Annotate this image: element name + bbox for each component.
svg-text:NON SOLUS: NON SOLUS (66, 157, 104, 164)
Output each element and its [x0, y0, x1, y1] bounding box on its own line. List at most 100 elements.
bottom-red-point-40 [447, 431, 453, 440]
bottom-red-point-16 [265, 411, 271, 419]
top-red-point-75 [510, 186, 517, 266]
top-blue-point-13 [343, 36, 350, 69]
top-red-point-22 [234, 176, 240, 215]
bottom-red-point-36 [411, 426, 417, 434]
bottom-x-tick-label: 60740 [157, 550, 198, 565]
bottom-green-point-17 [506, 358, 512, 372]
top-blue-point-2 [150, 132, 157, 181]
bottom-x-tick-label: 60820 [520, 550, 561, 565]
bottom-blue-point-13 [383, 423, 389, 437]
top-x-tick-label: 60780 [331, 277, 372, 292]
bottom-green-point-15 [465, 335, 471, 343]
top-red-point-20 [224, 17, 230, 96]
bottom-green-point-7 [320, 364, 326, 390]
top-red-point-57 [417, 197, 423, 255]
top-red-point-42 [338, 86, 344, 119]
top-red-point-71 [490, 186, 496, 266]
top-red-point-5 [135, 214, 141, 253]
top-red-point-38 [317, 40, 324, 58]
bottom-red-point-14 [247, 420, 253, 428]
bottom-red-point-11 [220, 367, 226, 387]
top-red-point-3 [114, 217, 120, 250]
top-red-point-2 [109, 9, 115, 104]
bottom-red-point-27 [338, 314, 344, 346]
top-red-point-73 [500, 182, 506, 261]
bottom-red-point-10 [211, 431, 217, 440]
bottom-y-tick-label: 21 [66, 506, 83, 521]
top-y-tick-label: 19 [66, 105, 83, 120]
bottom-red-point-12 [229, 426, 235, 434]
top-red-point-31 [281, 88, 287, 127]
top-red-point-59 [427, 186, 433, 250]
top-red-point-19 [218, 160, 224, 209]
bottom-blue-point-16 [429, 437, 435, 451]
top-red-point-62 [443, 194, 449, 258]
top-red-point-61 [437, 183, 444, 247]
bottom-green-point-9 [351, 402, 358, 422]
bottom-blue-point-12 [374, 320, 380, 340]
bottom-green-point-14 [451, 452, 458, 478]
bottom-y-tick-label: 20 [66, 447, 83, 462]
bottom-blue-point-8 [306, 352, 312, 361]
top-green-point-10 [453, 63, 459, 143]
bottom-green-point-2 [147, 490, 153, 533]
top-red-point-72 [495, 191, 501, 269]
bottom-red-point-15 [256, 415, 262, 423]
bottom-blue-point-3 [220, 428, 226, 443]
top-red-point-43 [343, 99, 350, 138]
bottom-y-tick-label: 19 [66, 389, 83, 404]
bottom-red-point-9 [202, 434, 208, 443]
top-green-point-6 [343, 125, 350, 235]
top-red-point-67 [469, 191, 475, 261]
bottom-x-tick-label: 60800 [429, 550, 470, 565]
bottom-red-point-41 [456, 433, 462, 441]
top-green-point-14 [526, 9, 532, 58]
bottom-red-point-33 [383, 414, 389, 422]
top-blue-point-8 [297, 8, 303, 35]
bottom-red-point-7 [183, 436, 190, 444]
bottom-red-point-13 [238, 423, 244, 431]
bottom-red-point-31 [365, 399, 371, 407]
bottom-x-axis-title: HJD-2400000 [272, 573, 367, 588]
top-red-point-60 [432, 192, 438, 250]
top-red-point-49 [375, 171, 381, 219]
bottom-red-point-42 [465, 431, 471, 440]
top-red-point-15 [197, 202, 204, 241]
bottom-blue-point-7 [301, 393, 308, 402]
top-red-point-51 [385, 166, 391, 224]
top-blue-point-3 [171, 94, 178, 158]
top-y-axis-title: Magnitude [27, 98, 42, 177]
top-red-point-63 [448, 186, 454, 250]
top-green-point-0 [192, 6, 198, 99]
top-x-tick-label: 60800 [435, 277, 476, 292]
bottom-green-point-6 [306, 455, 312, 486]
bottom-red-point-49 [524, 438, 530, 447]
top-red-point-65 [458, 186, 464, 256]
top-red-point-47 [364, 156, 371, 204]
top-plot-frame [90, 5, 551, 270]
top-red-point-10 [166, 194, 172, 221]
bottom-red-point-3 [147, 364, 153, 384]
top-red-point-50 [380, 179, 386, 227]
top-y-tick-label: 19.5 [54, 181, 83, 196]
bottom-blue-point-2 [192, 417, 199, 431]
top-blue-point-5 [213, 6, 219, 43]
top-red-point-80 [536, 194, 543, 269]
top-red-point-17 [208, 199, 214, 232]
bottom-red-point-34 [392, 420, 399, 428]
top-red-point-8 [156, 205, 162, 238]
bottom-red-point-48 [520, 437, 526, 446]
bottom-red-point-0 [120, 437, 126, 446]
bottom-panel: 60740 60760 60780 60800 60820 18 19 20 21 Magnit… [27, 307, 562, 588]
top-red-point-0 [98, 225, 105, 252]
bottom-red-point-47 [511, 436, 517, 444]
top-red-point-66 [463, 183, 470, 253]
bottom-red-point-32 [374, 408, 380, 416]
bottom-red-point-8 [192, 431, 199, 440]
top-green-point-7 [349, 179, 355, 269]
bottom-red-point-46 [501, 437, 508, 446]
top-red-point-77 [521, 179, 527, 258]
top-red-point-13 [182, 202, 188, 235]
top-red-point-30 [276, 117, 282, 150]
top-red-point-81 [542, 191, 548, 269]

* [Required task] Lay out everything from the first line down to the line containing "top-y-tick-label: 19 [66, 105, 83, 120]" as a JSON list of strings, one string per line, leaving out blank lines.

* [Expected answer]
[
  "Annotate this image: element name + bbox for each component.",
  "svg-text:NON SOLUS: NON SOLUS (66, 157, 104, 164)",
  "Output each element and its [x0, y0, x1, y1] bounding box on its own line. List at most 100 elements.",
  "bottom-red-point-40 [447, 431, 453, 440]",
  "bottom-red-point-16 [265, 411, 271, 419]",
  "top-red-point-75 [510, 186, 517, 266]",
  "top-blue-point-13 [343, 36, 350, 69]",
  "top-red-point-22 [234, 176, 240, 215]",
  "bottom-red-point-36 [411, 426, 417, 434]",
  "bottom-x-tick-label: 60740 [157, 550, 198, 565]",
  "bottom-green-point-17 [506, 358, 512, 372]",
  "top-blue-point-2 [150, 132, 157, 181]",
  "bottom-x-tick-label: 60820 [520, 550, 561, 565]",
  "bottom-blue-point-13 [383, 423, 389, 437]",
  "top-x-tick-label: 60780 [331, 277, 372, 292]",
  "bottom-green-point-15 [465, 335, 471, 343]",
  "top-red-point-20 [224, 17, 230, 96]",
  "bottom-green-point-7 [320, 364, 326, 390]",
  "top-red-point-57 [417, 197, 423, 255]",
  "top-red-point-42 [338, 86, 344, 119]",
  "top-red-point-71 [490, 186, 496, 266]",
  "top-red-point-5 [135, 214, 141, 253]",
  "top-red-point-38 [317, 40, 324, 58]",
  "bottom-red-point-14 [247, 420, 253, 428]",
  "bottom-red-point-11 [220, 367, 226, 387]",
  "top-red-point-3 [114, 217, 120, 250]",
  "top-red-point-2 [109, 9, 115, 104]",
  "bottom-red-point-27 [338, 314, 344, 346]",
  "top-red-point-73 [500, 182, 506, 261]",
  "bottom-red-point-10 [211, 431, 217, 440]",
  "bottom-y-tick-label: 21 [66, 506, 83, 521]",
  "top-y-tick-label: 19 [66, 105, 83, 120]"
]